Gather up all lines that carry the word "count".

:: SUPPLIED DATA ::

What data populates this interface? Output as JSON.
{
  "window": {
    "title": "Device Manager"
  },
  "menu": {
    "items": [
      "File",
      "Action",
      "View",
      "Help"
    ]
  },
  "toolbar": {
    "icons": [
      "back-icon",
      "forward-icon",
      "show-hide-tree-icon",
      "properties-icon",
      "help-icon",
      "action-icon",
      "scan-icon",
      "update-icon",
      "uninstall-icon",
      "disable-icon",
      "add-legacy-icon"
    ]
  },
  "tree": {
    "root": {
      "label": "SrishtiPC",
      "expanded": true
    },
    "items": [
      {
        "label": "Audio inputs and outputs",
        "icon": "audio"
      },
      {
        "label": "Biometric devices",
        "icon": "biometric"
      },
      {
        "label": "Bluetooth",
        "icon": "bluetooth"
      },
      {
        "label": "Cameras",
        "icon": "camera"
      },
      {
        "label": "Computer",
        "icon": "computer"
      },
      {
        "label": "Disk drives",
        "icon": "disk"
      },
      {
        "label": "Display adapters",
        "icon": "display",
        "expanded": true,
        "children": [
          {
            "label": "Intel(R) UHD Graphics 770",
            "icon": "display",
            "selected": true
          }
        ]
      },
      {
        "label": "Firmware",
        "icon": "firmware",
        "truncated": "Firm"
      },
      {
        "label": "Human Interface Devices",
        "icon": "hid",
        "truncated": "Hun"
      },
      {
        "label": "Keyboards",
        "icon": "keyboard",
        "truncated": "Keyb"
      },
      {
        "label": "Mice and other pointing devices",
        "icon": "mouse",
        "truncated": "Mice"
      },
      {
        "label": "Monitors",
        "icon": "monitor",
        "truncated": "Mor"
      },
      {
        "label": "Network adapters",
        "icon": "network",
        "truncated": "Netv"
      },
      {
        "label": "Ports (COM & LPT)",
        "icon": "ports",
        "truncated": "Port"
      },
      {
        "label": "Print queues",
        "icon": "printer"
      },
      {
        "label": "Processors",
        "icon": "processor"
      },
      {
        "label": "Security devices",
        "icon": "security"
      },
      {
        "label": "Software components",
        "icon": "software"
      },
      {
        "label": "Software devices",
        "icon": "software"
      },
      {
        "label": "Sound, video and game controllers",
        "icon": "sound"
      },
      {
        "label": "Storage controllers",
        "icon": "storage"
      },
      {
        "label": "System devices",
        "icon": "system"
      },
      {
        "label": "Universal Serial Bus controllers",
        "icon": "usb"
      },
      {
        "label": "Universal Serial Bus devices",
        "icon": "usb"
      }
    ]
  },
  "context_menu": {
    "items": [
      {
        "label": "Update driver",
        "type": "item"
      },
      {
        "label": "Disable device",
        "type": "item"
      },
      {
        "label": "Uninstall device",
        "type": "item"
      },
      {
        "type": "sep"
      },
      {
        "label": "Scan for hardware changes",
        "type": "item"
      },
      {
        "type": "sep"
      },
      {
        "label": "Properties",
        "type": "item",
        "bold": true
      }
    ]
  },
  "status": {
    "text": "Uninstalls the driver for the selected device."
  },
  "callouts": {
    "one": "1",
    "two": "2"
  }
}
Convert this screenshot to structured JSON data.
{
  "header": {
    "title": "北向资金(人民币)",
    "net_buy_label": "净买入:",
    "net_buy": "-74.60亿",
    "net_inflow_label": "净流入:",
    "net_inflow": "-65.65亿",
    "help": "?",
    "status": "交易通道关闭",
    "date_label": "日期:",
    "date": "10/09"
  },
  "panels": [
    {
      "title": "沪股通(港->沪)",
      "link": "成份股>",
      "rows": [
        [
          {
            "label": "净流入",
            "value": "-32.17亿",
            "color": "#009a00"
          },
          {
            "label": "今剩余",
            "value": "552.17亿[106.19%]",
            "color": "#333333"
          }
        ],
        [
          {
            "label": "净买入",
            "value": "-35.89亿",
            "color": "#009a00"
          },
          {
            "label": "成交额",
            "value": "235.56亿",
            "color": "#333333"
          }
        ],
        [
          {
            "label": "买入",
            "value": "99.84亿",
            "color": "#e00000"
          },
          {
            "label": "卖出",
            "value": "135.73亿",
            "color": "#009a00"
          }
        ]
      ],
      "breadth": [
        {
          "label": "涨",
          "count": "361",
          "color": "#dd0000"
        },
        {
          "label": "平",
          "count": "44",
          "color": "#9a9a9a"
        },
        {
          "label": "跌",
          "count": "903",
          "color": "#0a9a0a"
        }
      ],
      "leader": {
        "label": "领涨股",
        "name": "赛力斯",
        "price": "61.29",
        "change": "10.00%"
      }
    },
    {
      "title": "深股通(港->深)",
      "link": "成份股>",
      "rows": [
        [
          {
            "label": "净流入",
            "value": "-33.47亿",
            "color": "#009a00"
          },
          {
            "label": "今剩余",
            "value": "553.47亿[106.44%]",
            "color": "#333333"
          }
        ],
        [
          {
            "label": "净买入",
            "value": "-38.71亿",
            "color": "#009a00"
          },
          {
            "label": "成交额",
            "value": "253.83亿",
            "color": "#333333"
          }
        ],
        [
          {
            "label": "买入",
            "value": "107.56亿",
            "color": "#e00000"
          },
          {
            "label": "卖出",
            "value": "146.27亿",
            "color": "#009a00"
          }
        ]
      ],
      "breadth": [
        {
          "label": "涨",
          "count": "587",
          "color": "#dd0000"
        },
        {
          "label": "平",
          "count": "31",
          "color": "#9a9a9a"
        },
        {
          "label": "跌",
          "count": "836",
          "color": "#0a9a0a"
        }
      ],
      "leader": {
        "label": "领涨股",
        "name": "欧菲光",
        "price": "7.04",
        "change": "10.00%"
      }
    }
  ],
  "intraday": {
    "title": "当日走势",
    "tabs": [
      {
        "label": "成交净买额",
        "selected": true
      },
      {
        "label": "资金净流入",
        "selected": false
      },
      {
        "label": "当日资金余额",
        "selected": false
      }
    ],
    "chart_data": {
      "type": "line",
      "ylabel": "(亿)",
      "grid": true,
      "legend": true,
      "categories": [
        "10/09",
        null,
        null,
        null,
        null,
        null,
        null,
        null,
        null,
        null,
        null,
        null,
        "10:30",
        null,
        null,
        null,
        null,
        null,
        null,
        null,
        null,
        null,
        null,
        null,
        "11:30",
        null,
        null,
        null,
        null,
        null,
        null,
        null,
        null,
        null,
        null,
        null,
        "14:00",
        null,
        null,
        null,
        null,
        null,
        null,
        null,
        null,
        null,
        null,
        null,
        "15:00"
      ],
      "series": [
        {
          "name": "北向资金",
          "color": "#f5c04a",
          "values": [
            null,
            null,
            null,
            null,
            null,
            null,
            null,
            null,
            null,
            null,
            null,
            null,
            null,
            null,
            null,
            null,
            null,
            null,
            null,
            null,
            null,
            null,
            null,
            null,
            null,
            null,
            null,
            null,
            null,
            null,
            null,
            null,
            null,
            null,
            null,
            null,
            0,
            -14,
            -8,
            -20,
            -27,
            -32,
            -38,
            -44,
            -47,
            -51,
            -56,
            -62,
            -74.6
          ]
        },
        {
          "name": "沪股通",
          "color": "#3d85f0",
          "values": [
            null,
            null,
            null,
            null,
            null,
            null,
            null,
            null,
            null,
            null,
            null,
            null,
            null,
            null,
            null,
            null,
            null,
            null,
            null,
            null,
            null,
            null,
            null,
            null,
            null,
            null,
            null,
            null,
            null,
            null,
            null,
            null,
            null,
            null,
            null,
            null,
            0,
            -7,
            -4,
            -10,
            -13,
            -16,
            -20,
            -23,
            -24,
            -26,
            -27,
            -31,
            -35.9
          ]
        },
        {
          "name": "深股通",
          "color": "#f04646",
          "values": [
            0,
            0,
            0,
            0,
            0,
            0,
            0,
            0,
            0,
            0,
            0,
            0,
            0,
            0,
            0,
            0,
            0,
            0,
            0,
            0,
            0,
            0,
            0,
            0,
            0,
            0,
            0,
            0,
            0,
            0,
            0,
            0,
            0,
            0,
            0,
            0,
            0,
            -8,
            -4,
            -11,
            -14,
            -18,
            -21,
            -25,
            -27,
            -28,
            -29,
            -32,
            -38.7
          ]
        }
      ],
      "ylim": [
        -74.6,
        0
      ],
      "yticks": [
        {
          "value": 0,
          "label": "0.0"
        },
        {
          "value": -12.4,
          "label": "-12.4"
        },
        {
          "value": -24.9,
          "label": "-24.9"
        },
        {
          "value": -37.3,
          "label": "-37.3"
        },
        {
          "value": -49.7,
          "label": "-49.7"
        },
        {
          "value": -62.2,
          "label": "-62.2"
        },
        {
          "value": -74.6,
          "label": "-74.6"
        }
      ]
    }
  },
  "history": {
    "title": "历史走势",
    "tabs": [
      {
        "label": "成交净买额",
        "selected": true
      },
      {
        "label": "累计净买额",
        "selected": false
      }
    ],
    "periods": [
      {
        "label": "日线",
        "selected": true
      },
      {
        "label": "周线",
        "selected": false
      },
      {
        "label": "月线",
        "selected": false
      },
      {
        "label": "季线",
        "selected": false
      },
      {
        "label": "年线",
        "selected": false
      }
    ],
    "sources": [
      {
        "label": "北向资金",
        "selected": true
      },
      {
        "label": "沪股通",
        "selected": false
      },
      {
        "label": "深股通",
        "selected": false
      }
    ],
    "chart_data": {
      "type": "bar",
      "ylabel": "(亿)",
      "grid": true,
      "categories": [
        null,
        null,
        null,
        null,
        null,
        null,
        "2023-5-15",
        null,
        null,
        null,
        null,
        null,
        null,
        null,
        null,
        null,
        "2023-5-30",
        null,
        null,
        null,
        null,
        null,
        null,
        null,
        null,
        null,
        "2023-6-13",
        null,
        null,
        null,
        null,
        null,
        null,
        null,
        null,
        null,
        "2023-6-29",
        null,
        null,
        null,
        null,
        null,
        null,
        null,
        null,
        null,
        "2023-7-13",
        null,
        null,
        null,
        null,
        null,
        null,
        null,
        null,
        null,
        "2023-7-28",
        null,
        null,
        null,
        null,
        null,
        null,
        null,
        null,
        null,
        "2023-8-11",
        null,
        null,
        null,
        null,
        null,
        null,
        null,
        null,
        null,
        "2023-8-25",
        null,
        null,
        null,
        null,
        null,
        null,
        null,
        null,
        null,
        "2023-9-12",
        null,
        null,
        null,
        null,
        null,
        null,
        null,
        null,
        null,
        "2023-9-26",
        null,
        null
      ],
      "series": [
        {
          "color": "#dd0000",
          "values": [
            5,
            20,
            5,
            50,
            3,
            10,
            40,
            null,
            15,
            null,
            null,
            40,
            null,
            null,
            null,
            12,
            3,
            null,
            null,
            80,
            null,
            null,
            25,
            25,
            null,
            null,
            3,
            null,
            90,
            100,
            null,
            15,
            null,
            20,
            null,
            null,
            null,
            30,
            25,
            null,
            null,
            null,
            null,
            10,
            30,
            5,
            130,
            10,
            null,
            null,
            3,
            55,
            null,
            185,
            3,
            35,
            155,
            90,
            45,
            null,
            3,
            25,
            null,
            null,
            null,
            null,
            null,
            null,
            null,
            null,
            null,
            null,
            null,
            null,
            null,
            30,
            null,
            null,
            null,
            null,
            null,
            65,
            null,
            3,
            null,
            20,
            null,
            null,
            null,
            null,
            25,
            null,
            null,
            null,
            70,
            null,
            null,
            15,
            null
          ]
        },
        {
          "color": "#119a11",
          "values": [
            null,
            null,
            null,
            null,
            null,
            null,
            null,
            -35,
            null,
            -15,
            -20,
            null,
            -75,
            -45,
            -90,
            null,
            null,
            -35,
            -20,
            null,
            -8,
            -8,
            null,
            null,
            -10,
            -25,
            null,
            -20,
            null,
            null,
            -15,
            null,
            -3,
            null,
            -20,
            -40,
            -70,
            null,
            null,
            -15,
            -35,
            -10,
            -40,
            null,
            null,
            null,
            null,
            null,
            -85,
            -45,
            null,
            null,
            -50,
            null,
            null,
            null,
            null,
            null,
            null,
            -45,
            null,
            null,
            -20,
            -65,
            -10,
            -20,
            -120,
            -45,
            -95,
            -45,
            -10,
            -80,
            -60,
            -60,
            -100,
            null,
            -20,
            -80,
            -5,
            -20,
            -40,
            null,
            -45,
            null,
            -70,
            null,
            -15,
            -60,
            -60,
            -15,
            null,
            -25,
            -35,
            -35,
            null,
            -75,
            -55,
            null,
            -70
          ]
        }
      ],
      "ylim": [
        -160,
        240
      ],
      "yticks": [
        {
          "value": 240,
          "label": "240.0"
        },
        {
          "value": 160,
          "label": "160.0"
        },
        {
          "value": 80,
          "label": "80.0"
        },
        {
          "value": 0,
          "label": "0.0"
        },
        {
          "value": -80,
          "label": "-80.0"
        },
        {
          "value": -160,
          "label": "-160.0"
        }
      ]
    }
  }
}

:::

• OUTPUT OF THE TASK:
          "count": "361",
          "count": "44",
          "count": "903",
          "count": "587",
          "count": "31",
          "count": "836",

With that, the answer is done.